### [Written task]
Please say how many lines of the listing hold "location", with no other words in the answer.

::::

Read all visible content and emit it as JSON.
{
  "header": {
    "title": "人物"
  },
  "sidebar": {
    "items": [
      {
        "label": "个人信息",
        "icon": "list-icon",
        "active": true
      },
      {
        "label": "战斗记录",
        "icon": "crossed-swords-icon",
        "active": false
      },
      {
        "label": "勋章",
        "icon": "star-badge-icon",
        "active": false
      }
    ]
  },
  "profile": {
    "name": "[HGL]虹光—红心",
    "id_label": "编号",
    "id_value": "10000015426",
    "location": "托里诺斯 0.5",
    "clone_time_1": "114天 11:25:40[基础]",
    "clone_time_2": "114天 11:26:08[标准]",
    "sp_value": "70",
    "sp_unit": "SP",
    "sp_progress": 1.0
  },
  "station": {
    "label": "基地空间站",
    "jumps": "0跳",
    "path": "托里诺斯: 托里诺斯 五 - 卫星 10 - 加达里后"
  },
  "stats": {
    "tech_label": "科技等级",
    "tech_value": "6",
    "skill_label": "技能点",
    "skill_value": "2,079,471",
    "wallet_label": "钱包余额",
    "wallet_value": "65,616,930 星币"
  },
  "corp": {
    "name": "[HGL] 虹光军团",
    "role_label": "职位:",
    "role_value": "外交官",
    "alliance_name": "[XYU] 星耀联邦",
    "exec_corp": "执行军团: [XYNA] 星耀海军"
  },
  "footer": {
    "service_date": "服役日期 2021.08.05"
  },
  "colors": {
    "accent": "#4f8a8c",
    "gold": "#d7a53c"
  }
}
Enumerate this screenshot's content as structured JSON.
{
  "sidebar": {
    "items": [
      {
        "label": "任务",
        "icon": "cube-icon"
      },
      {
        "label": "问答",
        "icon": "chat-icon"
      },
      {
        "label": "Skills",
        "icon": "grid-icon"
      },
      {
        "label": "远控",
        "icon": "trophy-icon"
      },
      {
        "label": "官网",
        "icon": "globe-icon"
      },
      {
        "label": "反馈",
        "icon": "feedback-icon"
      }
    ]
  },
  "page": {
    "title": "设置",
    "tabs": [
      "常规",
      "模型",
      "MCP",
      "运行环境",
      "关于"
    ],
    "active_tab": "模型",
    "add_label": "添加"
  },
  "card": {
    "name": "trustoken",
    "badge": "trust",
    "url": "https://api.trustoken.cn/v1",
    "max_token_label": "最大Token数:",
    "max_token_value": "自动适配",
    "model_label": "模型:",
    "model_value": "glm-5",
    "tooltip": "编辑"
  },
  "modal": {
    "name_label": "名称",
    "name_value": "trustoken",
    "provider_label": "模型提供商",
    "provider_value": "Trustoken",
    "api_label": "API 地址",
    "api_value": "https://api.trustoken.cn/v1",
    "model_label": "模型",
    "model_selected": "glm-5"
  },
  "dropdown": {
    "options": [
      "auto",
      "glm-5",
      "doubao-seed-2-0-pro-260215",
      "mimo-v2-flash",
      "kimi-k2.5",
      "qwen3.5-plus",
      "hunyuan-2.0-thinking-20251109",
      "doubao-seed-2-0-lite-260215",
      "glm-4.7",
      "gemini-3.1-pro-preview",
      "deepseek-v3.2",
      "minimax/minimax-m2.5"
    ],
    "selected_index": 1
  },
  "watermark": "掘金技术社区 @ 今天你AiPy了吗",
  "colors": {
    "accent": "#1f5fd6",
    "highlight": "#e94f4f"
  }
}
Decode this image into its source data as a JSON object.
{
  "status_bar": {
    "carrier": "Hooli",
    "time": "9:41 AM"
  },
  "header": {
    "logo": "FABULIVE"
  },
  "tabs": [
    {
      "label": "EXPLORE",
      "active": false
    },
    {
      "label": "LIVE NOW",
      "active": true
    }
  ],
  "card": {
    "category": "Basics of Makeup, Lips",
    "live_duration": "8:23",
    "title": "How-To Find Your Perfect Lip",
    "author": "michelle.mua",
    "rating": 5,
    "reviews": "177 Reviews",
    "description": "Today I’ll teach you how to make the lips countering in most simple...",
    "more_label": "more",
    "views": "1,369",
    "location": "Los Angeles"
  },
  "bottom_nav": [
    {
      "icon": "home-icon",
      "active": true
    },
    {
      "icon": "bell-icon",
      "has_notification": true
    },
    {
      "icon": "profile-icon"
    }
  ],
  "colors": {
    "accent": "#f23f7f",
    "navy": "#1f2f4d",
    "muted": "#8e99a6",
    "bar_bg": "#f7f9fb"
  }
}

::::

### [Result of this exercise]
2